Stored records
'''

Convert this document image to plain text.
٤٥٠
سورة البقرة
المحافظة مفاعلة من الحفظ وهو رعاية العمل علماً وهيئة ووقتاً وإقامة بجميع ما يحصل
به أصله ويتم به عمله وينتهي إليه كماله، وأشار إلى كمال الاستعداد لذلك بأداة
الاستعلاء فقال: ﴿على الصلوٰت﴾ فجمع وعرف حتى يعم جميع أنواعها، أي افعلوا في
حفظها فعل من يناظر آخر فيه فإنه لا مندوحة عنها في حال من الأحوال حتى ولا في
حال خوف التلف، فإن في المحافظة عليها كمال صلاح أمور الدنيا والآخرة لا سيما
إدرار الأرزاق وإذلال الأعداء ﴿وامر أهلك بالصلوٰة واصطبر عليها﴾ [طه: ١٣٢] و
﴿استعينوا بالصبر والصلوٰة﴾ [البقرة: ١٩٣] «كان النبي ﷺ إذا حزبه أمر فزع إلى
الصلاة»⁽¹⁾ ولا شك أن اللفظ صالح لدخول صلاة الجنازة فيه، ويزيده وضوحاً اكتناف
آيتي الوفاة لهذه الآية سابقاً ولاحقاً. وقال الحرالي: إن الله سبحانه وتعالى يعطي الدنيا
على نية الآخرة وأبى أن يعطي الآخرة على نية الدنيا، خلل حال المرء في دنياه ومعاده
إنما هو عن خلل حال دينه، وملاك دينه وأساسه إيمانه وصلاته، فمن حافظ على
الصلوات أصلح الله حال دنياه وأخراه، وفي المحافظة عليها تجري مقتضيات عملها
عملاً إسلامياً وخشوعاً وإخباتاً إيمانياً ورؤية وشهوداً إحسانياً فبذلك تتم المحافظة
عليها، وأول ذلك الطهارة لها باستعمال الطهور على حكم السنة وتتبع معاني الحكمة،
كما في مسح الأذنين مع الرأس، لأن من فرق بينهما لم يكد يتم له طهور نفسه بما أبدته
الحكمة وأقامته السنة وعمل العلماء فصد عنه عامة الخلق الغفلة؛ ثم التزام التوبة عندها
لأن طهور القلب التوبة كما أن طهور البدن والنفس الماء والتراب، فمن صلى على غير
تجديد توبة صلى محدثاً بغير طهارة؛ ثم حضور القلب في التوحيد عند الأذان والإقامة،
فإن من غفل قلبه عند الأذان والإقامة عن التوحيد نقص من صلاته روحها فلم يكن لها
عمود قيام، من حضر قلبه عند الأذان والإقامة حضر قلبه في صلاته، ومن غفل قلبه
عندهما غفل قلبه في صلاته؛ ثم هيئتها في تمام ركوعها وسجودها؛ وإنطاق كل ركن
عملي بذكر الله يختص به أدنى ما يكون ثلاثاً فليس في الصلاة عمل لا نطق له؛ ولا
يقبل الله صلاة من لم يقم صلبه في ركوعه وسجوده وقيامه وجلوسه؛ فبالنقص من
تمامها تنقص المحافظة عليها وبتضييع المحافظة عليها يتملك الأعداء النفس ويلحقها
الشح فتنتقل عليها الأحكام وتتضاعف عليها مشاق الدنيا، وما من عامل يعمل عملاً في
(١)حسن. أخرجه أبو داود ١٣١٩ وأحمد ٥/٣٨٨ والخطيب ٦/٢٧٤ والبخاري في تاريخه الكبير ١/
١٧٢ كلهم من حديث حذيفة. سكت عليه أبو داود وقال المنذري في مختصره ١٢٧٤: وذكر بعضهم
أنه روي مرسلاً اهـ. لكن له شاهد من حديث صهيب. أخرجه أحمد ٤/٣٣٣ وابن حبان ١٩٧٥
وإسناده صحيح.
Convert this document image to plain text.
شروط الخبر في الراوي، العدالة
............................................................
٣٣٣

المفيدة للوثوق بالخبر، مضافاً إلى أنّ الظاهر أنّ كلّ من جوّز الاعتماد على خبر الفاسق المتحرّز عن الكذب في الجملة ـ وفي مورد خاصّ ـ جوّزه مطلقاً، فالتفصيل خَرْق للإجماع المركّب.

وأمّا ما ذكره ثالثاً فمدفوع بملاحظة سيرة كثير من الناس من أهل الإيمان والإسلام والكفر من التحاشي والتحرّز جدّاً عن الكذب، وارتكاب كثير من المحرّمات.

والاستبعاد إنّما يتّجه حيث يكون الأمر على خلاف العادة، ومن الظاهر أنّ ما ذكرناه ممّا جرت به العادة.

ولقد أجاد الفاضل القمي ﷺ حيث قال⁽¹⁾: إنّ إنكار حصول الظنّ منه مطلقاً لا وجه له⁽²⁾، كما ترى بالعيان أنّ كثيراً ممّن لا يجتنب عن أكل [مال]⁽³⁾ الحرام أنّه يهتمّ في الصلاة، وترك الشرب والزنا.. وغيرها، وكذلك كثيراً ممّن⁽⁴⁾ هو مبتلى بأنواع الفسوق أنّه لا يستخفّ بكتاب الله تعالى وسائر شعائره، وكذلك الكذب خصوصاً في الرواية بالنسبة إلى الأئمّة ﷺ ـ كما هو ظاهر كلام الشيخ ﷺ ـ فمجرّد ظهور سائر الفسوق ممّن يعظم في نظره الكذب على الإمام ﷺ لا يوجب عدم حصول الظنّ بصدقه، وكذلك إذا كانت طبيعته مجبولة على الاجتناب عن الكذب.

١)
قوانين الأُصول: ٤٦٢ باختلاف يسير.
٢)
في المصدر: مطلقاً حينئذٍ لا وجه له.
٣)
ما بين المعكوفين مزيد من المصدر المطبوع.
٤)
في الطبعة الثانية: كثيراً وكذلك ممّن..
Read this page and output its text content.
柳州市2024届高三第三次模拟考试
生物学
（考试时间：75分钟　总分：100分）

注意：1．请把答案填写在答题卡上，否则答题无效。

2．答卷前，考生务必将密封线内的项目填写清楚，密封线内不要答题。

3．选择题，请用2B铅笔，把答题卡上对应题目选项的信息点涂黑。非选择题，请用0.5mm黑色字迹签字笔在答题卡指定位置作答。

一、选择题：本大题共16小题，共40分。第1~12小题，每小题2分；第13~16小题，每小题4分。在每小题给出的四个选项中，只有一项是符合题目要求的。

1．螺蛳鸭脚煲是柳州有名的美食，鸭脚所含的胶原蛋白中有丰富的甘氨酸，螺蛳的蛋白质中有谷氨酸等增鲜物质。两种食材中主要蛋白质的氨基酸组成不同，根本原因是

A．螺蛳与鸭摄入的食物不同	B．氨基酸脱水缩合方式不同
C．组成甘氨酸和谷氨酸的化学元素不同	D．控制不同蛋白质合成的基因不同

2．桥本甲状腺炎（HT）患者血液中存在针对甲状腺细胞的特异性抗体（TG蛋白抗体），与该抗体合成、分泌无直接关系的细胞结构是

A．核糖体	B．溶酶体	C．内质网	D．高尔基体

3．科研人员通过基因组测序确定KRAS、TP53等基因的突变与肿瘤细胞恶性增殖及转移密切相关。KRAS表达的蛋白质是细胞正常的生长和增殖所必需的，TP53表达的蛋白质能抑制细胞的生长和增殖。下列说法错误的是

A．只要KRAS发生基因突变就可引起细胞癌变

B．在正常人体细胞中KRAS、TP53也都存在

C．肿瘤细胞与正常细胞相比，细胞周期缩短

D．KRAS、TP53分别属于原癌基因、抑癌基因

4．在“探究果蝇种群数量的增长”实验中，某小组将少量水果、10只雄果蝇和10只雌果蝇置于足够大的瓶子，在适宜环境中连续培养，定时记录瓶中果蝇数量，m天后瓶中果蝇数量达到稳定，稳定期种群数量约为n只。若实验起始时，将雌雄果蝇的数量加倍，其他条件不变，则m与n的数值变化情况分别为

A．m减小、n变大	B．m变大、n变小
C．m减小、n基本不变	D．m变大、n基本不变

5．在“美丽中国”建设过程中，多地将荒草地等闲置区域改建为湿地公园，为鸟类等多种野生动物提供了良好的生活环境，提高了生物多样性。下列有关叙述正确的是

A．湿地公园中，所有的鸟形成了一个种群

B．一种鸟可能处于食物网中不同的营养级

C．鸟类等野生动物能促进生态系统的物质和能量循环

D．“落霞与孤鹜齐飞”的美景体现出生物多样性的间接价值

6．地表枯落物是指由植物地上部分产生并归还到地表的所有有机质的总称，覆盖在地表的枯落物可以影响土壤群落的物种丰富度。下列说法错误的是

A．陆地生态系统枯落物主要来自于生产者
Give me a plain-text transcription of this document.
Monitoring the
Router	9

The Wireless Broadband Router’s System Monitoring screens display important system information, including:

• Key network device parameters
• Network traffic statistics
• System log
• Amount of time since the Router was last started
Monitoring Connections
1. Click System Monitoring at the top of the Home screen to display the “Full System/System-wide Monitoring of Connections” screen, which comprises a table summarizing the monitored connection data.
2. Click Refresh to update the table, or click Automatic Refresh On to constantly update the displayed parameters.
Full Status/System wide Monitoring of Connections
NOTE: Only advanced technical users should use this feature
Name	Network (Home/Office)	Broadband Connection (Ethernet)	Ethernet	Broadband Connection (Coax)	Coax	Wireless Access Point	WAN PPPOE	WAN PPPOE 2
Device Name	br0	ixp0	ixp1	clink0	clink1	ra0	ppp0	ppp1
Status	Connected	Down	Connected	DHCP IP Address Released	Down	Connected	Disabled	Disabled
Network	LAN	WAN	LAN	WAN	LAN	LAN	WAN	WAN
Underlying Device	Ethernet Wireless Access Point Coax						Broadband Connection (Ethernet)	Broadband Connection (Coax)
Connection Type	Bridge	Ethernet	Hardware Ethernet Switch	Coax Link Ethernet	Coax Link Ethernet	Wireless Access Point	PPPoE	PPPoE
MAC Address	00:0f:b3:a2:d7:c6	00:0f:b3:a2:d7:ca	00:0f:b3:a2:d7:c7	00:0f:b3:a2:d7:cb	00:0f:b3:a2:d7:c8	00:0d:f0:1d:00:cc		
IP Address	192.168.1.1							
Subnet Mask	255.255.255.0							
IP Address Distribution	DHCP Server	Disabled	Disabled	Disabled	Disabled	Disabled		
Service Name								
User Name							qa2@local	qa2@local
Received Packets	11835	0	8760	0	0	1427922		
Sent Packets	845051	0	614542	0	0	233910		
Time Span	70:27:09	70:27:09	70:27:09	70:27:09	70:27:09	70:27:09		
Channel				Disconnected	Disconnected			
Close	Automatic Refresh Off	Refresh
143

'''

Filter the listing above by the word "Monitoring"; copy each line that passes.

(CORRECT OUTPUT):
Monitoring the
The Wireless Broadband Router’s System Monitoring screens display important system information, including:
Monitoring Connections
1. Click System Monitoring at the top of the Home screen to display the “Full System/System-wide Monitoring of Connections” screen, which comprises a table summarizing the monitored connection data.
Full Status/System wide Monitoring of Connections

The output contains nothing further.